Requirements =
In the records that follow, show each line where the word "merkittävää" is present.

### Dataset entries

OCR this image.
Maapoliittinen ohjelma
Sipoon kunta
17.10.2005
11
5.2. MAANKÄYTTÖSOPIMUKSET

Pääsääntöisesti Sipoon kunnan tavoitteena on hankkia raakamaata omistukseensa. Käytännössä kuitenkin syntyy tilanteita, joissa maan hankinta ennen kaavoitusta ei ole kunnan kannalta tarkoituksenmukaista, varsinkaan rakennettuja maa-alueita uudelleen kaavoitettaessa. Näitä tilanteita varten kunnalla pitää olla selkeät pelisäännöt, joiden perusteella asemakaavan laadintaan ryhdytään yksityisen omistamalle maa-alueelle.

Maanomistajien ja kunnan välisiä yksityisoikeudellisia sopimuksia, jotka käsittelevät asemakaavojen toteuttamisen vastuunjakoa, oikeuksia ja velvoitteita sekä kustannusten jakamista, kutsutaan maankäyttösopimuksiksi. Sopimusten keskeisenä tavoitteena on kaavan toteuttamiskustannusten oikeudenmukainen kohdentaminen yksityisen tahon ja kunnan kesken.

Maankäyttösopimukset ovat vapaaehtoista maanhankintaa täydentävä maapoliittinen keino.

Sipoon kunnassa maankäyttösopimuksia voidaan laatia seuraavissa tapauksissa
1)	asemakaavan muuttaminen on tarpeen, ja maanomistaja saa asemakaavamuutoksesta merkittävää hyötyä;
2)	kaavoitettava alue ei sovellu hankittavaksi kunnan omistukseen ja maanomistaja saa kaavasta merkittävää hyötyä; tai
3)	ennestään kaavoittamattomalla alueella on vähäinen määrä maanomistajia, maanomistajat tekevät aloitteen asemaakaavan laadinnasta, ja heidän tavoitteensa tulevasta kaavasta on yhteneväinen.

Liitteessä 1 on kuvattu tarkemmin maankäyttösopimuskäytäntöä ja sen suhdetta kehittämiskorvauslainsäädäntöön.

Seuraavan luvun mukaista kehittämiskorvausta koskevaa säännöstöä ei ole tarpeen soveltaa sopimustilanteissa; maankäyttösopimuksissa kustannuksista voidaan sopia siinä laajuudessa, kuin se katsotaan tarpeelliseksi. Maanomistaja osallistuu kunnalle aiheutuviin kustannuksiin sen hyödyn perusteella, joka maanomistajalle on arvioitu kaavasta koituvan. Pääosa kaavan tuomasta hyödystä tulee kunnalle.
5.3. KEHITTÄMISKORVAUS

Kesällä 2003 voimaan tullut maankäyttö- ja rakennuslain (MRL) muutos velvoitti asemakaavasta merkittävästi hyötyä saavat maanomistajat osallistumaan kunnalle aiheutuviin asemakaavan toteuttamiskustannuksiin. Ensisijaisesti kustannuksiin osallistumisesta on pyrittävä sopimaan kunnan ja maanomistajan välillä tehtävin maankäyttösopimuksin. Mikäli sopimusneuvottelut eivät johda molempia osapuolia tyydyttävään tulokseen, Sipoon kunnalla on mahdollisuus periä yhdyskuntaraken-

######

Output below =
1)	asemakaavan muuttaminen on tarpeen, ja maanomistaja saa asemakaavamuutoksesta merkittävää hyötyä;
2)	kaavoitettava alue ei sovellu hankittavaksi kunnan omistukseen ja maanomistaja saa kaavasta merkittävää hyötyä; tai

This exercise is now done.